Scan the records for the string "если"; copy each line where it occurs.

▶ Collected data:
__________
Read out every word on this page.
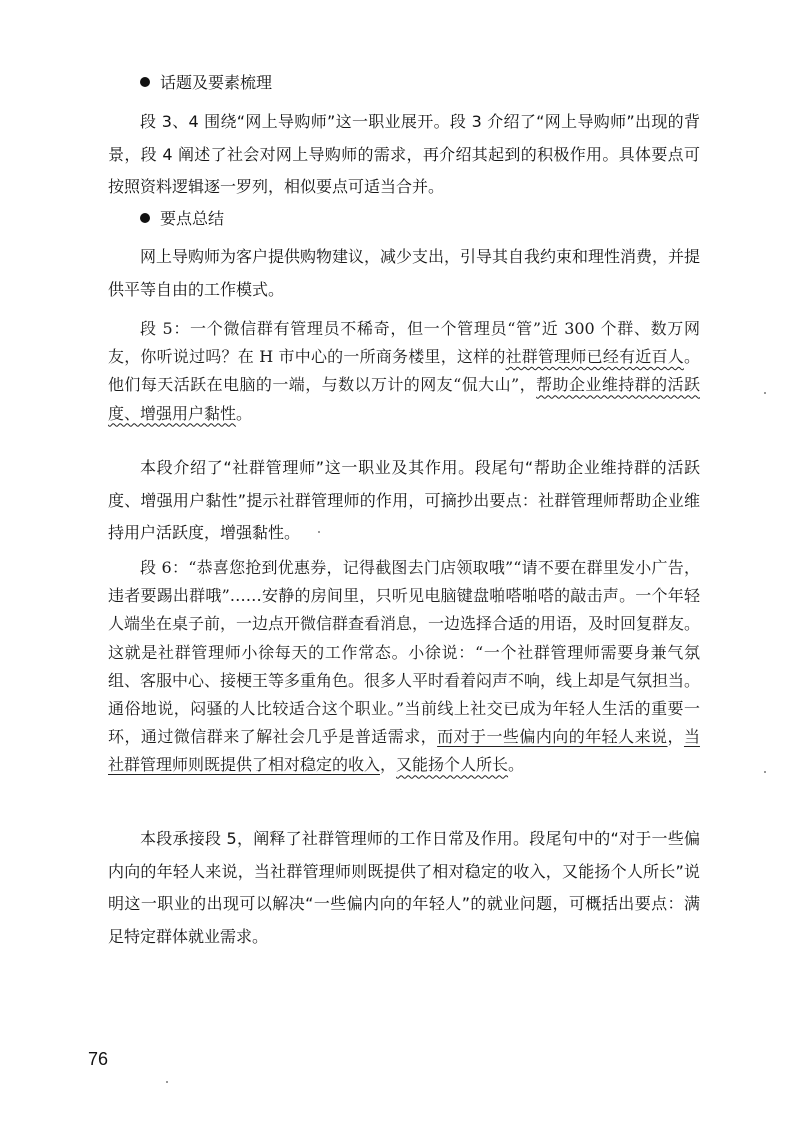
话题及要素梳理
段 3、4 围绕“网上导购师”这一职业展开。段 3 介绍了“网上导购师”出现的背景，段 4 阐述了社会对网上导购师的需求，再介绍其起到的积极作用。具体要点可按照资料逻辑逐一罗列，相似要点可适当合并。
要点总结
网上导购师为客户提供购物建议，减少支出，引导其自我约束和理性消费，并提供平等自由的工作模式。
段 5：一个微信群有管理员不稀奇，但一个管理员“管”近 300 个群、数万网友，你听说过吗？在 H 市中心的一所商务楼里，这样的社群管理师已经有近百人。他们每天活跃在电脑的一端，与数以万计的网友“侃大山”，帮助企业维持群的活跃度、增强用户黏性。
本段介绍了“社群管理师”这一职业及其作用。段尾句“帮助企业维持群的活跃度、增强用户黏性”提示社群管理师的作用，可摘抄出要点：社群管理师帮助企业维持用户活跃度，增强黏性。
段 6：“恭喜您抢到优惠券，记得截图去门店领取哦”“请不要在群里发小广告，违者要踢出群哦”……安静的房间里，只听见电脑键盘啪嗒啪嗒的敲击声。一个年轻人端坐在桌子前，一边点开微信群查看消息，一边选择合适的用语，及时回复群友。这就是社群管理师小徐每天的工作常态。小徐说：“一个社群管理师需要身兼气氛组、客服中心、接梗王等多重角色。很多人平时看着闷声不响，线上却是气氛担当。通俗地说，闷骚的人比较适合这个职业。”当前线上社交已成为年轻人生活的重要一环，通过微信群来了解社会几乎是普适需求，而对于一些偏内向的年轻人来说，当社群管理师则既提供了相对稳定的收入，又能扬个人所长。
本段承接段 5，阐释了社群管理师的工作日常及作用。段尾句中的“对于一些偏内向的年轻人来说，当社群管理师则既提供了相对稳定的收入，又能扬个人所长”说明这一职业的出现可以解决“一些偏内向的年轻人”的就业问题，可概括出要点：满足特定群体就业需求。
76
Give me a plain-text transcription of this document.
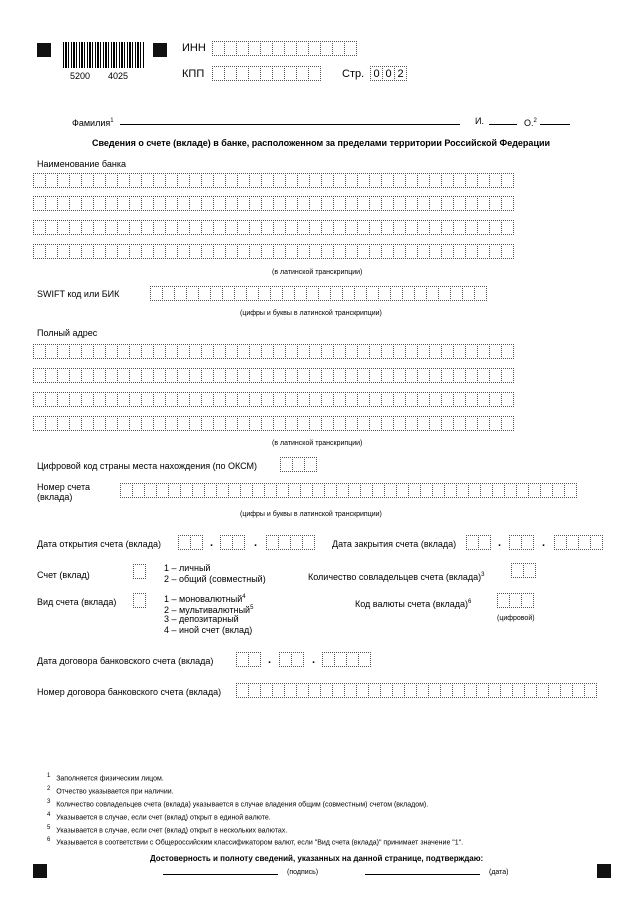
5200 4025
ИНН
КПП	Стр. 0 0 2
Фамилия$^1$	И.	О.$^2$
Сведения о счете (вкладе) в банке, расположенном за пределами территории Российской Федерации
Наименование банка
(в латинской транскрипции)
SWIFT код или БИК
(цифры и буквы в латинской транскрипции)
Полный адрес
(в латинской транскрипции)
Цифровой код страны места нахождения (по ОКСМ)
Номер счета
(вклада)
(цифры и буквы в латинской транскрипции)
Дата открытия счета (вклада)	.	.	Дата закрытия счета (вклада)	.	.
Счет (вклад)
1 – личный
2 – общий (совместный)	Количество совладельцев счета (вклада)$^3$
Вид счета (вклада)	1 – моновалютный$^4$
2 – мультивалютный$^5$
3 – депозитарный
4 – иной счет (вклад)
Код валюты счета (вклада)$^6$
(цифровой)
Дата договора банковского счета (вклада)	.	.
Номер договора банковского счета (вклада)
$^1$ Заполняется физическим лицом.
$^2$ Отчество указывается при наличии.
$^3$ Количество совладельцев счета (вклада) указывается в случае владения общим (совместным) счетом (вкладом).
$^4$ Указывается в случае, если счет (вклад) открыт в единой валюте.
$^5$ Указывается в случае, если счет (вклад) открыт в нескольких валютах.
$^6$ Указывается в соответствии с Общероссийским классификатором валют, если "Вид счета (вклада)" принимает значение "1".
Достоверность и полноту сведений, указанных на данной странице, подтверждаю:
(подпись)	(дата)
__________
▶ Result for this task:
$^4$ Указывается в случае, если счет (вклад) открыт в единой валюте.
$^5$ Указывается в случае, если счет (вклад) открыт в нескольких валютах.
$^6$ Указывается в соответствии с Общероссийским классификатором валют, если "Вид счета (вклада)" принимает значение "1".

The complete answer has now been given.